» TASK DETAILS
Find the lines below that contain the string "this". Copy each one.

>> Begin DATASET ROWS

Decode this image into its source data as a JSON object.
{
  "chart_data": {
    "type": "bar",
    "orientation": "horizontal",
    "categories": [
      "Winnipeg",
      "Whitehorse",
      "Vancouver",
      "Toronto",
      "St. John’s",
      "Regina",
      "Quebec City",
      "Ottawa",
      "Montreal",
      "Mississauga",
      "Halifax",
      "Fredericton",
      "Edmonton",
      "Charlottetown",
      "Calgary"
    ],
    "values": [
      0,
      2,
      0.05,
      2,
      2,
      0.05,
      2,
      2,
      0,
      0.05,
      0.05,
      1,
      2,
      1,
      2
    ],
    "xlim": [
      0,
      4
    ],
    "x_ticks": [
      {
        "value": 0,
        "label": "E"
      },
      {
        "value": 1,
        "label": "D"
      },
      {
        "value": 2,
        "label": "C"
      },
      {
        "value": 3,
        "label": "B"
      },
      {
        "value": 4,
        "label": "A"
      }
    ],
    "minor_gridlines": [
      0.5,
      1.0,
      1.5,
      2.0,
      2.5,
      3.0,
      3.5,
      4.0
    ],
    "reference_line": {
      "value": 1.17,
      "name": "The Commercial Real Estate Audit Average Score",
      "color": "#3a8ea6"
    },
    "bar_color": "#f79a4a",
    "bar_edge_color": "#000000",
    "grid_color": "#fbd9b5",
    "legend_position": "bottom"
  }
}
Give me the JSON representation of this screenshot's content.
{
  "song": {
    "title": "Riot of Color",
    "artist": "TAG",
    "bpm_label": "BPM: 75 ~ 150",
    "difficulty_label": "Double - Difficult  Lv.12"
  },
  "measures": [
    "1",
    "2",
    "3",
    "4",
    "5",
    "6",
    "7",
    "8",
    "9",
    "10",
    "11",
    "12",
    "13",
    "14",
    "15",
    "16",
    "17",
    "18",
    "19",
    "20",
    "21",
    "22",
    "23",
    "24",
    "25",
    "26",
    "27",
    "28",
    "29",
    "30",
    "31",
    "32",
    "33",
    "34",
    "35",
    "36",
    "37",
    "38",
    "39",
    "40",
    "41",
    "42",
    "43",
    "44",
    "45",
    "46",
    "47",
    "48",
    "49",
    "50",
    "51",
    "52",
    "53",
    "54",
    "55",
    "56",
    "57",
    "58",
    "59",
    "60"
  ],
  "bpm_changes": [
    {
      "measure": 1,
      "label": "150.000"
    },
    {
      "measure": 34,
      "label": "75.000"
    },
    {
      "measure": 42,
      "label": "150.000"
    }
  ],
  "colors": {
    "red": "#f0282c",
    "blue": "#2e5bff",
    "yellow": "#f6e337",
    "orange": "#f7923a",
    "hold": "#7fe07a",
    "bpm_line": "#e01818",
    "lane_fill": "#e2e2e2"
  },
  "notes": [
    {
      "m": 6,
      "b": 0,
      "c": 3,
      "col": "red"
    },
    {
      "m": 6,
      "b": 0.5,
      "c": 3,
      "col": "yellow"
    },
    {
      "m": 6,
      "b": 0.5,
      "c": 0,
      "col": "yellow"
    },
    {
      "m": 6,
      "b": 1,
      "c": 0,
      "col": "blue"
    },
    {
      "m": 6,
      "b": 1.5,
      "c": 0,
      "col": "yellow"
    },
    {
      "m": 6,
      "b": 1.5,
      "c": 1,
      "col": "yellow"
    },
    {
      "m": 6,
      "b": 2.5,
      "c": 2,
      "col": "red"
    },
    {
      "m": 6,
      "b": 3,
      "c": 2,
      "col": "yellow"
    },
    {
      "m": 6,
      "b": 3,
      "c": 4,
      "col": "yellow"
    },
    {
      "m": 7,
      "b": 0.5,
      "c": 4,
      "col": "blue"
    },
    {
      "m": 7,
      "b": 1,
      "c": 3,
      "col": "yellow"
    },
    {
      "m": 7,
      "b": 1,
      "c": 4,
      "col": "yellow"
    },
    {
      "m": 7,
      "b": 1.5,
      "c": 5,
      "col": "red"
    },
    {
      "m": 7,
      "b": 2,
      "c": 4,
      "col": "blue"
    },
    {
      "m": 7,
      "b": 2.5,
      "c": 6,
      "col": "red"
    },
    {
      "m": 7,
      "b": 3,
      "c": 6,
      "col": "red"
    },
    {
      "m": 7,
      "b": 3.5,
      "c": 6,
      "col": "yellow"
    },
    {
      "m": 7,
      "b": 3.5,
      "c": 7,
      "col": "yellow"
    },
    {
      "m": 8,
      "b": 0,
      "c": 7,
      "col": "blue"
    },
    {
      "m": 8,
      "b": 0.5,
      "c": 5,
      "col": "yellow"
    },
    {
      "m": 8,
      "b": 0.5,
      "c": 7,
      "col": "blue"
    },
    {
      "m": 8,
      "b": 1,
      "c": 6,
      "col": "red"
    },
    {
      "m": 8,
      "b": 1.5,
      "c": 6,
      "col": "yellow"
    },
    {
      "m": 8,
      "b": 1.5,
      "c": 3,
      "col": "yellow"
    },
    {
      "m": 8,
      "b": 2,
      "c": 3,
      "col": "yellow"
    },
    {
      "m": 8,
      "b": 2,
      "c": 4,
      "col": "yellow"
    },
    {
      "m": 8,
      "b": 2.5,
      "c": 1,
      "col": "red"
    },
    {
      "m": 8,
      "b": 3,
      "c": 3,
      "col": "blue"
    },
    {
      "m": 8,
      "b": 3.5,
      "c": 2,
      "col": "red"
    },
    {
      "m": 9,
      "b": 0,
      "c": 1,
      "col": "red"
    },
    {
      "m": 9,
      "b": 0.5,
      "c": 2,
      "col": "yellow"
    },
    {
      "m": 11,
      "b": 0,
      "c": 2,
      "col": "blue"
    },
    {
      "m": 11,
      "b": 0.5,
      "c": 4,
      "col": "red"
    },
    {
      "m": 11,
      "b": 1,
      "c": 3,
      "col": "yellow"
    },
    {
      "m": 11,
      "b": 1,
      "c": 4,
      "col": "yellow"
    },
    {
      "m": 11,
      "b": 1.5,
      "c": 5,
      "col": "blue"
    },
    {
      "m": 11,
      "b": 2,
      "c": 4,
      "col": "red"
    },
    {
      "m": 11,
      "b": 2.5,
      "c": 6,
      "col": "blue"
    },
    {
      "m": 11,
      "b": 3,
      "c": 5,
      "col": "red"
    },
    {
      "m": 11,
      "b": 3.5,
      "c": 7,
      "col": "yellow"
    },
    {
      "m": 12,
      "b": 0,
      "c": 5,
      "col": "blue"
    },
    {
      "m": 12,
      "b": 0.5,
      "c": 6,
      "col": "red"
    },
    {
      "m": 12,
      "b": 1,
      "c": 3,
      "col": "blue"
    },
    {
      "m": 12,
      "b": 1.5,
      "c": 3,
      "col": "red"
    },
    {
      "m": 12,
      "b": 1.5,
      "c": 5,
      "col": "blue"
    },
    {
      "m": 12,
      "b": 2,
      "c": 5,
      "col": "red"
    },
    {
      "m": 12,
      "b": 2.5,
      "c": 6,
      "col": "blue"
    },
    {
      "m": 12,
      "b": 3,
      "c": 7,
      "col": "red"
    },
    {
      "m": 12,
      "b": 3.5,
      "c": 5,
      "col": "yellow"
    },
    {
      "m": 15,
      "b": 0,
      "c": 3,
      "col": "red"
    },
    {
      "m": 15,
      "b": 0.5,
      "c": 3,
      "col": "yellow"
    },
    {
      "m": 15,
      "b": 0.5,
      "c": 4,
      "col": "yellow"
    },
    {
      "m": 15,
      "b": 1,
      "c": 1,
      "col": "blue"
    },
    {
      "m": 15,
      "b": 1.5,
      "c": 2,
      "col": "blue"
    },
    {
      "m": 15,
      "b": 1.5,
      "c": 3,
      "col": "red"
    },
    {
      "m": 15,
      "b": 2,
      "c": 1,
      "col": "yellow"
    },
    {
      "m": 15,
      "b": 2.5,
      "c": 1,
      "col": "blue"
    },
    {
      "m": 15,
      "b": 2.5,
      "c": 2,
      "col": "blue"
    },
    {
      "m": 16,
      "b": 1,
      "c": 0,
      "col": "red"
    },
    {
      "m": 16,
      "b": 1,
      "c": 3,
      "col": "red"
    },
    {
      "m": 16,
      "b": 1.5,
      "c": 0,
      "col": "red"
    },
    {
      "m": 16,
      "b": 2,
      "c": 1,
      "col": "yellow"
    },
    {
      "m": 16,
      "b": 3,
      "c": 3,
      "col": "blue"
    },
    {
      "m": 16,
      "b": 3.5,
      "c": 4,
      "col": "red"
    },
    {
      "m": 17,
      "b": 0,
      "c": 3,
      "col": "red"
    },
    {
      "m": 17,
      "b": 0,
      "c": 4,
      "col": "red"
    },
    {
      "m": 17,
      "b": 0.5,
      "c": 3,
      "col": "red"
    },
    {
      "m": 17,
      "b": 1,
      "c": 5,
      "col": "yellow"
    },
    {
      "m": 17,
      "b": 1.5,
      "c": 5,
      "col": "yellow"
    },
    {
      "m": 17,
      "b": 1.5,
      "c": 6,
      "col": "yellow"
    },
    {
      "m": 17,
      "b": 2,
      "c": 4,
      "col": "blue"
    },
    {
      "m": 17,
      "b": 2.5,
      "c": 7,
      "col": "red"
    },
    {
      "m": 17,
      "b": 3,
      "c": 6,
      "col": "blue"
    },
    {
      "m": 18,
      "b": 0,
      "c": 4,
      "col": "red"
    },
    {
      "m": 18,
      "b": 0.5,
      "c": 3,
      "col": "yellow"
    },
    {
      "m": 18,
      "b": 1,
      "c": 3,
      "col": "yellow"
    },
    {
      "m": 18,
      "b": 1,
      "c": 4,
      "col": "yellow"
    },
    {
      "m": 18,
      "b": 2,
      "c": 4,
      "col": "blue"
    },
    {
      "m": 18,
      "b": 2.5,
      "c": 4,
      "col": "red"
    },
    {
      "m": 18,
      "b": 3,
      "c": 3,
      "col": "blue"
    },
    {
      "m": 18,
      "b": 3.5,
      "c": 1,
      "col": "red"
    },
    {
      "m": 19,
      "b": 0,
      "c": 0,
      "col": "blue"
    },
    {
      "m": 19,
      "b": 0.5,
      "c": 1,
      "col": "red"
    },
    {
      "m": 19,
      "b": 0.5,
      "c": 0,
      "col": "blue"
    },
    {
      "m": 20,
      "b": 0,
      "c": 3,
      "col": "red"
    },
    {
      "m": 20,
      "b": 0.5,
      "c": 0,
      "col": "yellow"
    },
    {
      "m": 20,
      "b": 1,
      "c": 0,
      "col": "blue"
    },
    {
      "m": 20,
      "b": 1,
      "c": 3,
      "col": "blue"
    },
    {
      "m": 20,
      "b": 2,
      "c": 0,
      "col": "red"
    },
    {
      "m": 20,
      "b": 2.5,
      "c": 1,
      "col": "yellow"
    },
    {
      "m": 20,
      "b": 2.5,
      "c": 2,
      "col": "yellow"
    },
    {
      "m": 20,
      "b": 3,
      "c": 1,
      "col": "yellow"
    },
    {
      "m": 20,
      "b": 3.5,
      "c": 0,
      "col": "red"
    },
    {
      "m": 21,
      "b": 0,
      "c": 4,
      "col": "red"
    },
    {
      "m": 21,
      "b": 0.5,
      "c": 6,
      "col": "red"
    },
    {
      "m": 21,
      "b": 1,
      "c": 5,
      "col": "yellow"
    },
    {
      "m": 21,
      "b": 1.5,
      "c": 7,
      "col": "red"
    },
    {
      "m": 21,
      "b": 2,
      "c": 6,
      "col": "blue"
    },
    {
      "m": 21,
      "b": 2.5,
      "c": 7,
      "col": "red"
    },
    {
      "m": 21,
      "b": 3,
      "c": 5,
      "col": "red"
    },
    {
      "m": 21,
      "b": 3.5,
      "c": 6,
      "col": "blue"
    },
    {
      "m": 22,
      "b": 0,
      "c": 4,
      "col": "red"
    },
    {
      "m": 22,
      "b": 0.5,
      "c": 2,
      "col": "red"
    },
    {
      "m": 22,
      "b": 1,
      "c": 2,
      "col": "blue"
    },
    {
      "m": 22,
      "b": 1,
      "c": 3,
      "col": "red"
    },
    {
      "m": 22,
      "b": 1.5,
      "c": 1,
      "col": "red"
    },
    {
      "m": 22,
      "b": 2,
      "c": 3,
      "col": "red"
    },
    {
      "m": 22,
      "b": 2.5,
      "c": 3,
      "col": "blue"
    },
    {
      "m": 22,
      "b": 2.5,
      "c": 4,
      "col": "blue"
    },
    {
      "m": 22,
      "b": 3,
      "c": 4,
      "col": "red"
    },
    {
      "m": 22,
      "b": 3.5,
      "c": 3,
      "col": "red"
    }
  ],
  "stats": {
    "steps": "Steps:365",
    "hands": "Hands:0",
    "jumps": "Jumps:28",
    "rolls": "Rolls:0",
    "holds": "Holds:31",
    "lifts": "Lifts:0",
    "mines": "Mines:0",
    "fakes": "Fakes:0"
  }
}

>> End DATASET ROWS

» EXERCISE RESULT
Decode this image into its source data as a JSON object.
Give me the JSON representation of this screenshot's content.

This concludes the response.